Su destino sería, de nuevo, Valladolid. Sin ninguna pausa. Pedaleo libre desde Sabiñánigo, en Huesca, hasta completar los 720 kilómetros que incluían la “QH” y el camino de vuelta. Pero esta vez, no pedaleó sólo. Le acompaño su hermano, durante varias horas y, más adelante, cuando dejó Aragón y se adentró en Navarra, un joven cadete villabés. Y por detrás, inseparables, Gema, su mujer, y Vega, su hija, escoltándole con el coche. Velando por su seguridad. Por su reto.

 

 

 

Como si de un trazo difuminado en tiza oscura se tratara, se dejó arrastrar por el horizonte, hasta que, tímidamente, le atrapó el bálsamo de la noche, que moderó la temperatura, no así el viento, que, a su paso por la Rioja y Burgos, hizo de las suyas, como si tratara, deliberadamente, de frenar su impulso. Nada de eso importaba. El año pasado, la “Quebrantahuesos” le debilitó por culpa del viento, de la lluvia. Le inflamó la rodilla. La humedad quiso bajarle de la bicicleta. El calor sería un mal menor. Debía llegar a Valladolid a toda costa. Por la mañana. Para donar al Banco Nacional de Alimentos, en su sede de Valladolid, en persona, todo el dinero que ha recaudado para realizar este reto.

====================

§ **Instrucciones**: Enumera todos los nombres de lugares geográficos que aparecen en el texto sobre el reto ciclista. El listado no tiene relación con el texto.

§ **Entradas mostradas**:
====================

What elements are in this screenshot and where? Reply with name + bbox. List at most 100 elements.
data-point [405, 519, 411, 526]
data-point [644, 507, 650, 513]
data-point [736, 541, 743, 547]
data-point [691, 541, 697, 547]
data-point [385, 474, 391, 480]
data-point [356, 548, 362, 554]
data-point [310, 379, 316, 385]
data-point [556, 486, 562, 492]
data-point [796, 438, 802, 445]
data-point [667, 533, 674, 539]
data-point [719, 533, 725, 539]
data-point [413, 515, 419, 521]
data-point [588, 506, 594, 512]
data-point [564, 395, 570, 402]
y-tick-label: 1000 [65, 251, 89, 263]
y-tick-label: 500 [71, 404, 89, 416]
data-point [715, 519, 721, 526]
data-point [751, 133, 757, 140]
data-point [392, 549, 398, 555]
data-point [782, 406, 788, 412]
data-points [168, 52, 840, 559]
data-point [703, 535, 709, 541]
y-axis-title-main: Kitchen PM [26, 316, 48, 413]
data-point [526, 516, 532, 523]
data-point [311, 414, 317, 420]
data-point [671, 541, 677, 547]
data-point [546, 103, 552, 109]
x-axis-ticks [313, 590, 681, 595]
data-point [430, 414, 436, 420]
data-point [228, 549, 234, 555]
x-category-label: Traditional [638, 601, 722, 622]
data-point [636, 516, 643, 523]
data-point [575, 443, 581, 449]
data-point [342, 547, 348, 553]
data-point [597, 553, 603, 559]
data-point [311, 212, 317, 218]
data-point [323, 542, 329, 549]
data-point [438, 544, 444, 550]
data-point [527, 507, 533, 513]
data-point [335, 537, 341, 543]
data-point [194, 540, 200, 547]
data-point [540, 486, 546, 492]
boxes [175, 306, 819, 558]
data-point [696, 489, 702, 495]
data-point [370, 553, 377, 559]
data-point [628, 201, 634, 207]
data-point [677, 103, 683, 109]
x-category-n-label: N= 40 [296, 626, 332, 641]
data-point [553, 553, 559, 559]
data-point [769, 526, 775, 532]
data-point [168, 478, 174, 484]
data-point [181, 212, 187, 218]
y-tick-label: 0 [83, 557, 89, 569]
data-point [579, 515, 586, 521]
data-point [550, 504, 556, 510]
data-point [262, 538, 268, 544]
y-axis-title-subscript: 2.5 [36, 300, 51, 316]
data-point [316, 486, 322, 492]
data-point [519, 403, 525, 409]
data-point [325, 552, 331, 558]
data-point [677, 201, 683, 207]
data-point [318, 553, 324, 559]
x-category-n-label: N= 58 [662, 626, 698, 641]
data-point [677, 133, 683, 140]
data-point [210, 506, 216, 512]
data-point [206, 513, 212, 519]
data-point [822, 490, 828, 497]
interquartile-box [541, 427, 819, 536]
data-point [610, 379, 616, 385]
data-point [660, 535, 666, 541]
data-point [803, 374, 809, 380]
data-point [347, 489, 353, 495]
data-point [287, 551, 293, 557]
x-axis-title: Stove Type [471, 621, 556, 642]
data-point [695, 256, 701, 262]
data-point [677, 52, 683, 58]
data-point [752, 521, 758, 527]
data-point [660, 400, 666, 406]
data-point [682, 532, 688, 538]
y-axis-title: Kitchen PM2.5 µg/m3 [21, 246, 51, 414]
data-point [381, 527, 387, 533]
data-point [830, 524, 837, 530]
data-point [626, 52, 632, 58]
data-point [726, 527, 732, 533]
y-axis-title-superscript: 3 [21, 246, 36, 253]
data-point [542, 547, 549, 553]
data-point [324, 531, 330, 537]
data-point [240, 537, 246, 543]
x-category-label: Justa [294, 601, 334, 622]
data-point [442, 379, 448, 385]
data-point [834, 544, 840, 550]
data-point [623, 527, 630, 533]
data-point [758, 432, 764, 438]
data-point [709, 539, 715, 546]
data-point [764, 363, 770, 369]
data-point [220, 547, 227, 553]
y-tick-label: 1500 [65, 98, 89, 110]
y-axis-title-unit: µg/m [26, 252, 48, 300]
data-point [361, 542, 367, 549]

====================

§ **Resultado**: Valladolid, Sabiñánigo, Huesca, Aragón, Navarra, la Rioja, Burgos